[Start SUPPLIED ENTRIES]
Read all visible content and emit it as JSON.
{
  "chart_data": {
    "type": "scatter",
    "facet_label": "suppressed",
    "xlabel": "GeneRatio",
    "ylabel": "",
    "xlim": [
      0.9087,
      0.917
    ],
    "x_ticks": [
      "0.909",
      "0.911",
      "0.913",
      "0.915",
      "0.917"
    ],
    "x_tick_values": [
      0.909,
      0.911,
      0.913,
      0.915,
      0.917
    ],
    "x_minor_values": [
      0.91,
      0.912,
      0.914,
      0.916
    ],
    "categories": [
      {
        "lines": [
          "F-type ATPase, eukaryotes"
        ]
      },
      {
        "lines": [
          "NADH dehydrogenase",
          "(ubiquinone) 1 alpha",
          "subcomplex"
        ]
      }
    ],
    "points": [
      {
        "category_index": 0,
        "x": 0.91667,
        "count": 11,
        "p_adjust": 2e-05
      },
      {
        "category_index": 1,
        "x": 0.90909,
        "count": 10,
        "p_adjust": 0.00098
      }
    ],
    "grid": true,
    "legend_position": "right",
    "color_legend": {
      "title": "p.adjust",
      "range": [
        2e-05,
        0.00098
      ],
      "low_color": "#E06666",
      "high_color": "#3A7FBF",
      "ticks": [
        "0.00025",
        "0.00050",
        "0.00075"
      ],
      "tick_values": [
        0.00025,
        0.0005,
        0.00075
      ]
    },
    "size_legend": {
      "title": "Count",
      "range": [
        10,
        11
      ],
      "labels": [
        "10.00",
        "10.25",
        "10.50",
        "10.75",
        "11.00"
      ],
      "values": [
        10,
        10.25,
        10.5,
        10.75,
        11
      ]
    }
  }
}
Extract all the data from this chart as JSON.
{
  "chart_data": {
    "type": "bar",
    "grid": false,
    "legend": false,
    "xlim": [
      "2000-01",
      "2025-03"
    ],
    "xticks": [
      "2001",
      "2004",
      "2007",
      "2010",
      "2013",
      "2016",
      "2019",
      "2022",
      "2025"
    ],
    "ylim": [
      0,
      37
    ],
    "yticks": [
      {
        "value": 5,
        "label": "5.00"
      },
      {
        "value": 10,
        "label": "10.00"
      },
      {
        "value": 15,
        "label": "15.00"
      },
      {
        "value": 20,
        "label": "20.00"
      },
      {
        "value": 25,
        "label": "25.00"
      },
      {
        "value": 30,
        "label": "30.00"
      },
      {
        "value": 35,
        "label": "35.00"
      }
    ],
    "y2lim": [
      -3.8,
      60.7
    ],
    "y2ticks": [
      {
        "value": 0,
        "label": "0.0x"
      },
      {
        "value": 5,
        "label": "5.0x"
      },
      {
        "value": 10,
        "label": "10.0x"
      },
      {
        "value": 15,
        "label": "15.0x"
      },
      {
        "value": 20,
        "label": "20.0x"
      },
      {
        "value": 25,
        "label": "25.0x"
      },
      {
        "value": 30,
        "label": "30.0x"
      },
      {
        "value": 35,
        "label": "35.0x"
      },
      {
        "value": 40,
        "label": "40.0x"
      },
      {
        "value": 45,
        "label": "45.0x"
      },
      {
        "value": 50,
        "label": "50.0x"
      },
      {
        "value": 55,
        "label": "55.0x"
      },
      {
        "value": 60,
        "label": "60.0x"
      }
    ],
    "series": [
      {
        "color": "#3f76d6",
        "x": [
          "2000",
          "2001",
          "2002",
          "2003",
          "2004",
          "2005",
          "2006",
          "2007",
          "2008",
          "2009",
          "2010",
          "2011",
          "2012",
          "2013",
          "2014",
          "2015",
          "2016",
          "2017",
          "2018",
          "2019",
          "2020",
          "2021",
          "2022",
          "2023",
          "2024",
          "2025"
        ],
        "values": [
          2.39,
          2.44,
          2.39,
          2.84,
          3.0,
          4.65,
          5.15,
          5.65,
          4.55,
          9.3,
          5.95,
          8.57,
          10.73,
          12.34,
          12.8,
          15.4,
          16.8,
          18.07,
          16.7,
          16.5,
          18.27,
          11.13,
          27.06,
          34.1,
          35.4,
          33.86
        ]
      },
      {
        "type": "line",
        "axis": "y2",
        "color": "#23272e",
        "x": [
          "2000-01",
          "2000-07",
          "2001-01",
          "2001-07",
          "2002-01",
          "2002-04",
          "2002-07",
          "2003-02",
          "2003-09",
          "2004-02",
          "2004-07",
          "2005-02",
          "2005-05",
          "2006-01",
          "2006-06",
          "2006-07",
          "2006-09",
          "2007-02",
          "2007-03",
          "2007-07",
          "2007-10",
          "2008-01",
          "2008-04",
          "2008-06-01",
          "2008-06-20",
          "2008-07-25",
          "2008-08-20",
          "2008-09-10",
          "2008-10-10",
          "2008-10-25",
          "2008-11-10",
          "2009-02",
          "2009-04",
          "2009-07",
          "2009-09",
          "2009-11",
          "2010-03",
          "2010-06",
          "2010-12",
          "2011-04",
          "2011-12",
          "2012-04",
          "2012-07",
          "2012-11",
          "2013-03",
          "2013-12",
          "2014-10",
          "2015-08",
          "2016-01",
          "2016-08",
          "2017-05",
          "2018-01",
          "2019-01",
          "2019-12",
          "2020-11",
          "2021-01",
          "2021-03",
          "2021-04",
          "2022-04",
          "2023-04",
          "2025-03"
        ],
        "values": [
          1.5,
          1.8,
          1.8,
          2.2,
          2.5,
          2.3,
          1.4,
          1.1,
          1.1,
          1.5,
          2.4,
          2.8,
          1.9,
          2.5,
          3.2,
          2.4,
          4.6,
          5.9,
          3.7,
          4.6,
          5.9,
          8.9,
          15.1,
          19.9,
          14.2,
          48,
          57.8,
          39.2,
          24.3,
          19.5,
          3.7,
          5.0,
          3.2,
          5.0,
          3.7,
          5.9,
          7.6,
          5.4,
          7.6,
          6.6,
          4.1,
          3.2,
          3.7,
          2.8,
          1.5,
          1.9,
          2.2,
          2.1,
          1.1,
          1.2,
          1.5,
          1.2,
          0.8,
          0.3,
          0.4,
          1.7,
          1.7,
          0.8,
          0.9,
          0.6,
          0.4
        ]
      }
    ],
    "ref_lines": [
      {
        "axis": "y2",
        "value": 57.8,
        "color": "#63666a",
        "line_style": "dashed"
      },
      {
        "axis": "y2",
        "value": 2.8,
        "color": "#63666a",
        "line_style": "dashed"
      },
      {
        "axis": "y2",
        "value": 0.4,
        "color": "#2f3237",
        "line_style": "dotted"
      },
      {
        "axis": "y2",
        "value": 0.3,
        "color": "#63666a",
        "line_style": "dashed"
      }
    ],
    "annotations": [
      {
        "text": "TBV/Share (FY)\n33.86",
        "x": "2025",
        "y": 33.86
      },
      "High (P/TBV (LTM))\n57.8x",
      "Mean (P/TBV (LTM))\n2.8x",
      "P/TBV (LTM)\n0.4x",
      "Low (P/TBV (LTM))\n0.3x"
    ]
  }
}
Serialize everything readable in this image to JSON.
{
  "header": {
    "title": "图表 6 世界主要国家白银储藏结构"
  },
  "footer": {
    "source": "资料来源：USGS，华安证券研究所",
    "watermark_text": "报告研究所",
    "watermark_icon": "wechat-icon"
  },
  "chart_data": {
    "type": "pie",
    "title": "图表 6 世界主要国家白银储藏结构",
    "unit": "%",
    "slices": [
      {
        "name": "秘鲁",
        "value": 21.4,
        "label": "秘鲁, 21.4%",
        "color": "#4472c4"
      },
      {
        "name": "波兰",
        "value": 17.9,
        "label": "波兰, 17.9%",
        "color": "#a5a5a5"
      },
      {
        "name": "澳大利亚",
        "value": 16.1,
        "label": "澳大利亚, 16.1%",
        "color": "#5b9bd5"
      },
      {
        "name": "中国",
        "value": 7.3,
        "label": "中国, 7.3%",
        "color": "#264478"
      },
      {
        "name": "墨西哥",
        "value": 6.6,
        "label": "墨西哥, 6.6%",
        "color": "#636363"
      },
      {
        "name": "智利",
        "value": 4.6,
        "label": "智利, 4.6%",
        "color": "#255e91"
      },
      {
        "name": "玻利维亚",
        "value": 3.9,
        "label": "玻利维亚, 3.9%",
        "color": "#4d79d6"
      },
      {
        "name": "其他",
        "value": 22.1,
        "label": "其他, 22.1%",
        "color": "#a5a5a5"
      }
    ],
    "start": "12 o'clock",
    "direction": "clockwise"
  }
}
[End SUPPLIED ENTRIES]
### EXERCISE GOAL
Gather each line holding the string "title".

### WORKED SOLUTION
      "title": "p.adjust",
      "title": "Count",
    "title": "图表 6 世界主要国家白银储藏结构"
    "title": "图表 6 世界主要国家白银储藏结构",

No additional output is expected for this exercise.